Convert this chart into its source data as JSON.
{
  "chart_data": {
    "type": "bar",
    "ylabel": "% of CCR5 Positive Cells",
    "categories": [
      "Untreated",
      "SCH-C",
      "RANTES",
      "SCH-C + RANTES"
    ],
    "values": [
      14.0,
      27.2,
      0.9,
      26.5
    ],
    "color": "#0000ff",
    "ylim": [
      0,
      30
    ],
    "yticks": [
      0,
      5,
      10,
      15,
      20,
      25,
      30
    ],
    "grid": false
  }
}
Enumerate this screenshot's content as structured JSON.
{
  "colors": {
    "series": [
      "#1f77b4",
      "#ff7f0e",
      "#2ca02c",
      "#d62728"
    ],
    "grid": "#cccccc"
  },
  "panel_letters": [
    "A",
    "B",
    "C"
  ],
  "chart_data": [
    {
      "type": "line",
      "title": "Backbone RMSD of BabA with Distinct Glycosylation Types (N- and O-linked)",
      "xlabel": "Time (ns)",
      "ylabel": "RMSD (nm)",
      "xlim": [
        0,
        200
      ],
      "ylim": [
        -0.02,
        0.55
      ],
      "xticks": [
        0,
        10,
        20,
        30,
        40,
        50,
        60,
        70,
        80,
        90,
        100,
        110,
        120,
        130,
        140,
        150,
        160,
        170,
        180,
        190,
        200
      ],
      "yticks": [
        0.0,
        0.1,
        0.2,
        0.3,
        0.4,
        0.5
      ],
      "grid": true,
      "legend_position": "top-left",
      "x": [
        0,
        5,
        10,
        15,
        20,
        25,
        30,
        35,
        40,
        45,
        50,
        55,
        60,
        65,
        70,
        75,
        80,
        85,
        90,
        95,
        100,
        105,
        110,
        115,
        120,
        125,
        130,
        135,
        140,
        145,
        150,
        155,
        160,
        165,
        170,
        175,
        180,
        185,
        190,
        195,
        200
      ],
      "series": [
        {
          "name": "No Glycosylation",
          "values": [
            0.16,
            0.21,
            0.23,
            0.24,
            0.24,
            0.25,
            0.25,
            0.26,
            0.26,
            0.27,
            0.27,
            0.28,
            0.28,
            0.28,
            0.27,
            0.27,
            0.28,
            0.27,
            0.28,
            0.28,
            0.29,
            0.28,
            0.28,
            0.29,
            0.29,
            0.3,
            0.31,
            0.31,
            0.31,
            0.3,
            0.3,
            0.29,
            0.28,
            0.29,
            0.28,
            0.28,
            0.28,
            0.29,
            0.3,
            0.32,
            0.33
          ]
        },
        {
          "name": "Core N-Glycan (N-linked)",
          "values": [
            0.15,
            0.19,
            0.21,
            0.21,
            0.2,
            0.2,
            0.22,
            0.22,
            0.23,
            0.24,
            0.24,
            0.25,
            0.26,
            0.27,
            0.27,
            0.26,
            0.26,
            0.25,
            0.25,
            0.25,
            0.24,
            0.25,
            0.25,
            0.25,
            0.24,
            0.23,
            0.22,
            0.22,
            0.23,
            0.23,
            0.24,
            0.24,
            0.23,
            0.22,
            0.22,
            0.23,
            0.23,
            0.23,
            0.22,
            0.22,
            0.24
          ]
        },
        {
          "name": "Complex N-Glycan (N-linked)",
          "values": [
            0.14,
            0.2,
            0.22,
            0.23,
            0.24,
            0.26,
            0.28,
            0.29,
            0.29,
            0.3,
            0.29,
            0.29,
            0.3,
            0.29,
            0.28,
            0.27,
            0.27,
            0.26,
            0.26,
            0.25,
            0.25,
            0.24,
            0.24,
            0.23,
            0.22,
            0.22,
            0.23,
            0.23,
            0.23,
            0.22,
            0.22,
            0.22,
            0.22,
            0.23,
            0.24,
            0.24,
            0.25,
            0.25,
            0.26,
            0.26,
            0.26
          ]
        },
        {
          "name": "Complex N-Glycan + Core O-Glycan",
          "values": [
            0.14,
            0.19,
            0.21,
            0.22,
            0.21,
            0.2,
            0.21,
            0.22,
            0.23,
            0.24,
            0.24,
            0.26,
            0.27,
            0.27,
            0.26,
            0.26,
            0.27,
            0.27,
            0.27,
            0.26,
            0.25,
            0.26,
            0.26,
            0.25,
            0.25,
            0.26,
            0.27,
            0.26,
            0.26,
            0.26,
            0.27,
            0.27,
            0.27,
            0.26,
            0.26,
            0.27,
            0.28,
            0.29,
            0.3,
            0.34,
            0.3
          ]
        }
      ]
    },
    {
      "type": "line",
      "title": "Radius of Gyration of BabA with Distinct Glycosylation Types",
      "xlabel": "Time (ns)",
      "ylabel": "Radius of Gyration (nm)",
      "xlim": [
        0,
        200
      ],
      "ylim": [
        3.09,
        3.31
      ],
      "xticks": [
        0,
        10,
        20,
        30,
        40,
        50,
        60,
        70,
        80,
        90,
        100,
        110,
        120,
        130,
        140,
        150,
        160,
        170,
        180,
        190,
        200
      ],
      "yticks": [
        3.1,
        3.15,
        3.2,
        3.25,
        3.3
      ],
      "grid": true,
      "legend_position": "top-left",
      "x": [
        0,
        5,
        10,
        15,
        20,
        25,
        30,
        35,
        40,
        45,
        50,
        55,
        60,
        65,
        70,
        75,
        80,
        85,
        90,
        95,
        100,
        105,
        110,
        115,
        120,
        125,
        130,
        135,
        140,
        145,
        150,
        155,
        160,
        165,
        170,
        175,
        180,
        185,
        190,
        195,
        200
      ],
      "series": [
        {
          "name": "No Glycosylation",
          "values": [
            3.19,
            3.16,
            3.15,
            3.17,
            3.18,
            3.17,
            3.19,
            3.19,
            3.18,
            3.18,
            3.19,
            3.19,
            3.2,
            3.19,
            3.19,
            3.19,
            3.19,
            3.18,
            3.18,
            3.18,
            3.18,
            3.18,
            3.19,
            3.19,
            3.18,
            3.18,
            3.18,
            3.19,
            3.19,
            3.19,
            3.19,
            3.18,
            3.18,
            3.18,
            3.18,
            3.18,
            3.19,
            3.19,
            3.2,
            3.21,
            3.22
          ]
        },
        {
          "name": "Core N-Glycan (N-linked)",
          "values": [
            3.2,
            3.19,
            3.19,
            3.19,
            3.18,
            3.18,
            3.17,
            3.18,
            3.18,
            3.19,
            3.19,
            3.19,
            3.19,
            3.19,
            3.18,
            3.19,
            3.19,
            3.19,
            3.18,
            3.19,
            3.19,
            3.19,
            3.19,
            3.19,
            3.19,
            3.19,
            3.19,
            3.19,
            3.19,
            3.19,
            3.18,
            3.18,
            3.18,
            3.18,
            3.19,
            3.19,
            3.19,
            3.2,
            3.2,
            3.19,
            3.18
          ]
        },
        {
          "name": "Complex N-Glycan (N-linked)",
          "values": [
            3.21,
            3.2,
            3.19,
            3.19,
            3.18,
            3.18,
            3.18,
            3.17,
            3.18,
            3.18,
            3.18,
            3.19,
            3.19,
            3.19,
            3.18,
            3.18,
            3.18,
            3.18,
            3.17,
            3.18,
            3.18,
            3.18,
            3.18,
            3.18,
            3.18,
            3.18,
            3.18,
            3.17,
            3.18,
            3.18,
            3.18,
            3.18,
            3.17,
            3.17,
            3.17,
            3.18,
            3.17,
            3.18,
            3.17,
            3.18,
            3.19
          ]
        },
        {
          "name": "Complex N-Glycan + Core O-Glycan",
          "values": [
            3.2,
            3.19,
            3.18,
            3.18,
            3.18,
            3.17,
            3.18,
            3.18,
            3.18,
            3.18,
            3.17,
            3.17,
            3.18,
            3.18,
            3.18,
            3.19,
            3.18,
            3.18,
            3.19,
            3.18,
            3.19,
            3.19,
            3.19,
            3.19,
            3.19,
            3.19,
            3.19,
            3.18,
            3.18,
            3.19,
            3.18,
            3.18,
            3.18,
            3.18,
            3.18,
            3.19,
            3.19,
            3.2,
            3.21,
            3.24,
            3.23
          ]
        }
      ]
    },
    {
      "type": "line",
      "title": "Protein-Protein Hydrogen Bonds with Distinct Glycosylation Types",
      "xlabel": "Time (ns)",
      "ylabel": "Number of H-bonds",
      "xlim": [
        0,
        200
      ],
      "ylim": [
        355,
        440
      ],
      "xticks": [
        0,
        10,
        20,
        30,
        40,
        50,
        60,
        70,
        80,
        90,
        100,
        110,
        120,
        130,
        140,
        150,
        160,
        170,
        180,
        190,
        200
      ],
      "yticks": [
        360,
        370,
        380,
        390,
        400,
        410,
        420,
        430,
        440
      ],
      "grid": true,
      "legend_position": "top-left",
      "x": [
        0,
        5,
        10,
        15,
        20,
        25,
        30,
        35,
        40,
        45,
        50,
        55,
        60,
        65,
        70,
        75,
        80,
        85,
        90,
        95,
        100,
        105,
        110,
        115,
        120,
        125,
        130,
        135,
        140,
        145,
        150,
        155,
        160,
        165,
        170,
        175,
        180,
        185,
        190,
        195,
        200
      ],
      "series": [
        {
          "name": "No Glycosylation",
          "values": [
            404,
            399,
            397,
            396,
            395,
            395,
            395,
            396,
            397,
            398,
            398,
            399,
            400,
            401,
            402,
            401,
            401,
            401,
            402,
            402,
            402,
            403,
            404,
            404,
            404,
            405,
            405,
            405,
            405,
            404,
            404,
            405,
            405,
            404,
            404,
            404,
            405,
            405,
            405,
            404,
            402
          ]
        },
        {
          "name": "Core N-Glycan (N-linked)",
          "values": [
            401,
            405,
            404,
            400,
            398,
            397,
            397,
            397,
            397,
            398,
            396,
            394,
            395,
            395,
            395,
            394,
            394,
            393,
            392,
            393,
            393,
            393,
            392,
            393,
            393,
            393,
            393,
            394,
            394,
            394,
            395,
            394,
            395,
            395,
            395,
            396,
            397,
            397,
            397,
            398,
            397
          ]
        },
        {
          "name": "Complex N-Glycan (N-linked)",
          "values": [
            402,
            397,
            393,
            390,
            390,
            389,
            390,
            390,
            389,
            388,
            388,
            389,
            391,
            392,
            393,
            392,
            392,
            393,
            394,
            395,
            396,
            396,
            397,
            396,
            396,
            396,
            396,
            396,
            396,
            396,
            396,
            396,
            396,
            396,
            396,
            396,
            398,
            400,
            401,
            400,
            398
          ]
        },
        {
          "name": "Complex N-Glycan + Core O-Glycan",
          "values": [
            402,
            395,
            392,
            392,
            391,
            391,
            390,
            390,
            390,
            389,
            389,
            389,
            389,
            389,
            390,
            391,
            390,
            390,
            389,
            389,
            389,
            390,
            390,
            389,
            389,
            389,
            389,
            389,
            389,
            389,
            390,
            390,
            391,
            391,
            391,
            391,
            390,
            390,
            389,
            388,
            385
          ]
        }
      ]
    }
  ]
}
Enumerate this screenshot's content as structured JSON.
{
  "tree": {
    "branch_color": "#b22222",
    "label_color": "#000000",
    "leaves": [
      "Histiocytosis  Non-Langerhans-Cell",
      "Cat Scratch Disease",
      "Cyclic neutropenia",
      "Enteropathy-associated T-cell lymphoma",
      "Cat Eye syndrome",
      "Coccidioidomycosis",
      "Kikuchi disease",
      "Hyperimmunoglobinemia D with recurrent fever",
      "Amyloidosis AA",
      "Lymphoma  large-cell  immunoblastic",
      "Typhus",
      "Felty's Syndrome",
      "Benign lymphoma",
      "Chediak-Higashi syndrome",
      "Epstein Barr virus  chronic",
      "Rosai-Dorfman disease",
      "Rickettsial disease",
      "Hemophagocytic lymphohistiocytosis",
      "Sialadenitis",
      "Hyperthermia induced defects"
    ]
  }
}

• WHAT THE TASK ASKS
For this exercise, find all lines in the records containing the word "with" and copy them.

• THE ANSWER
      "title": "Backbone RMSD of BabA with Distinct Glycosylation Types (N- and O-linked)",
      "title": "Radius of Gyration of BabA with Distinct Glycosylation Types",
      "title": "Protein-Protein Hydrogen Bonds with Distinct Glycosylation Types",
      "Hyperimmunoglobinemia D with recurrent fever",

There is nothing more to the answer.